** start of Source records **
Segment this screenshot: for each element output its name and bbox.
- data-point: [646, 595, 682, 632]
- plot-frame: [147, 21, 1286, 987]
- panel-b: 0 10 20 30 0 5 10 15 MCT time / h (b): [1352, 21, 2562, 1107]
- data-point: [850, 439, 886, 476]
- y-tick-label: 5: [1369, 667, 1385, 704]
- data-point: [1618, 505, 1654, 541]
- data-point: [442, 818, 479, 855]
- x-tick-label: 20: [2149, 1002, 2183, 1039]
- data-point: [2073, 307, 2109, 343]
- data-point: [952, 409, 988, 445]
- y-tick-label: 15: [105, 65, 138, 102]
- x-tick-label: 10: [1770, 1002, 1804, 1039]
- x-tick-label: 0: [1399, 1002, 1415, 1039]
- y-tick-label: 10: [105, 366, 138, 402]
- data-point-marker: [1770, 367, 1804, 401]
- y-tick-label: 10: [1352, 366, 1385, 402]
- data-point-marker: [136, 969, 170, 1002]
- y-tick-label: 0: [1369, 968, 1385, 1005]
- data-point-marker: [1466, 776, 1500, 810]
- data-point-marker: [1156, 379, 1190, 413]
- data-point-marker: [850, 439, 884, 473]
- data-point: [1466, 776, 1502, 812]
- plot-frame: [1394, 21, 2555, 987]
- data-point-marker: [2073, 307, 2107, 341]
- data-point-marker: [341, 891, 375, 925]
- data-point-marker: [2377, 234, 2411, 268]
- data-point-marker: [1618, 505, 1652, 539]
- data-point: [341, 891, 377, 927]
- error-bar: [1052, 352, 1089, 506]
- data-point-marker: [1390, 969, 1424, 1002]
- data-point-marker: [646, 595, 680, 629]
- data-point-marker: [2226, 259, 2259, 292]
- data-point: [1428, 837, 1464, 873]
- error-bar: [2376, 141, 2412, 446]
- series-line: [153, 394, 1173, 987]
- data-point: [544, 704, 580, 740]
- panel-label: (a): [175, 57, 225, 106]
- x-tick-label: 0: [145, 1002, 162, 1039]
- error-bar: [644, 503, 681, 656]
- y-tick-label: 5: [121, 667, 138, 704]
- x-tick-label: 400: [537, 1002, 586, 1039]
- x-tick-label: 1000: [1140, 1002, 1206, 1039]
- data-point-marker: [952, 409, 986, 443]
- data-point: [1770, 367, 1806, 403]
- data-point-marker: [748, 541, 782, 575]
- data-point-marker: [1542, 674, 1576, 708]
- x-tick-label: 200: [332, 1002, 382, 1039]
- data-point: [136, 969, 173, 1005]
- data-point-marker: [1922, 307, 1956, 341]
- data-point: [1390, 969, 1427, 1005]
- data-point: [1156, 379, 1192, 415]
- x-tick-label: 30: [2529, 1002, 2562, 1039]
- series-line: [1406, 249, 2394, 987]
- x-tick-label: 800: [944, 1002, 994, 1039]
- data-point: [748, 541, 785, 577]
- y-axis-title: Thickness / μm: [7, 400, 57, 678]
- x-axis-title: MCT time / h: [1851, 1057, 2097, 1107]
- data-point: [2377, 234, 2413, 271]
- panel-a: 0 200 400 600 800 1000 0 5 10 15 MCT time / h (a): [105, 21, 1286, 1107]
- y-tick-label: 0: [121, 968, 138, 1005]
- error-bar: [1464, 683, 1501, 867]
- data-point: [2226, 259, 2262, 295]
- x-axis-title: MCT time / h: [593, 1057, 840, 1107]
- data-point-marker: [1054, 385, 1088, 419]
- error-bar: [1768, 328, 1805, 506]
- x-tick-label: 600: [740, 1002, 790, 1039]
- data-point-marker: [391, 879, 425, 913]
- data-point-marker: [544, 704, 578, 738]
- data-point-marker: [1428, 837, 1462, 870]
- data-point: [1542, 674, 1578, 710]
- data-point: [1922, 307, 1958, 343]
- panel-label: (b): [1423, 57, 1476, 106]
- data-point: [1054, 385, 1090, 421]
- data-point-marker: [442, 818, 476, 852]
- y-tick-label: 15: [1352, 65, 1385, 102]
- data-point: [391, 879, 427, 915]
** end of Source records **
*Task prompt*.
Reproduce every line of the listing above verbatim, keeping each line in its original order.

*Expected output*.
Segment this screenshot: for each element output its name and bbox.
- data-point: [646, 595, 682, 632]
- plot-frame: [147, 21, 1286, 987]
- panel-b: 0 10 20 30 0 5 10 15 MCT time / h (b): [1352, 21, 2562, 1107]
- data-point: [850, 439, 886, 476]
- y-tick-label: 5: [1369, 667, 1385, 704]
- data-point: [1618, 505, 1654, 541]
- data-point: [442, 818, 479, 855]
- x-tick-label: 20: [2149, 1002, 2183, 1039]
- data-point: [2073, 307, 2109, 343]
- data-point: [952, 409, 988, 445]
- y-tick-label: 15: [105, 65, 138, 102]
- x-tick-label: 10: [1770, 1002, 1804, 1039]
- x-tick-label: 0: [1399, 1002, 1415, 1039]
- y-tick-label: 10: [105, 366, 138, 402]
- data-point-marker: [1770, 367, 1804, 401]
- y-tick-label: 10: [1352, 366, 1385, 402]
- data-point-marker: [136, 969, 170, 1002]
- y-tick-label: 0: [1369, 968, 1385, 1005]
- data-point-marker: [1466, 776, 1500, 810]
- data-point-marker: [1156, 379, 1190, 413]
- data-point-marker: [850, 439, 884, 473]
- data-point: [1466, 776, 1502, 812]
- plot-frame: [1394, 21, 2555, 987]
- data-point-marker: [2073, 307, 2107, 341]
- data-point-marker: [341, 891, 375, 925]
- data-point-marker: [2377, 234, 2411, 268]
- data-point-marker: [1618, 505, 1652, 539]
- data-point: [341, 891, 377, 927]
- error-bar: [1052, 352, 1089, 506]
- data-point-marker: [1390, 969, 1424, 1002]
- data-point-marker: [646, 595, 680, 629]
- data-point-marker: [2226, 259, 2259, 292]
- data-point: [1428, 837, 1464, 873]
- error-bar: [2376, 141, 2412, 446]
- series-line: [153, 394, 1173, 987]
- data-point: [544, 704, 580, 740]
- panel-label: (a): [175, 57, 225, 106]
- x-tick-label: 0: [145, 1002, 162, 1039]
- error-bar: [644, 503, 681, 656]
- y-tick-label: 5: [121, 667, 138, 704]
- x-tick-label: 400: [537, 1002, 586, 1039]
- x-tick-label: 1000: [1140, 1002, 1206, 1039]
- data-point-marker: [952, 409, 986, 443]
- data-point: [1770, 367, 1806, 403]
- data-point-marker: [748, 541, 782, 575]
- data-point-marker: [1542, 674, 1576, 708]
- x-tick-label: 200: [332, 1002, 382, 1039]
- data-point: [136, 969, 173, 1005]
- data-point-marker: [1922, 307, 1956, 341]
- data-point: [1390, 969, 1427, 1005]
- data-point: [1156, 379, 1192, 415]
- x-tick-label: 30: [2529, 1002, 2562, 1039]
- series-line: [1406, 249, 2394, 987]
- x-tick-label: 800: [944, 1002, 994, 1039]
- data-point: [748, 541, 785, 577]
- y-axis-title: Thickness / μm: [7, 400, 57, 678]
- x-axis-title: MCT time / h: [1851, 1057, 2097, 1107]
- data-point: [2377, 234, 2413, 271]
- panel-a: 0 200 400 600 800 1000 0 5 10 15 MCT time / h (a): [105, 21, 1286, 1107]
- y-tick-label: 0: [121, 968, 138, 1005]
- error-bar: [1464, 683, 1501, 867]
- data-point: [2226, 259, 2262, 295]
- x-axis-title: MCT time / h: [593, 1057, 840, 1107]
- data-point-marker: [1054, 385, 1088, 419]
- error-bar: [1768, 328, 1805, 506]
- x-tick-label: 600: [740, 1002, 790, 1039]
- data-point-marker: [391, 879, 425, 913]
- data-point-marker: [544, 704, 578, 738]
- data-point-marker: [1428, 837, 1462, 870]
- data-point: [1542, 674, 1578, 710]
- data-point: [1922, 307, 1958, 343]
- panel-label: (b): [1423, 57, 1476, 106]
- data-point: [1054, 385, 1090, 421]
- data-point-marker: [442, 818, 476, 852]
- y-tick-label: 15: [1352, 65, 1385, 102]
- data-point: [391, 879, 427, 915]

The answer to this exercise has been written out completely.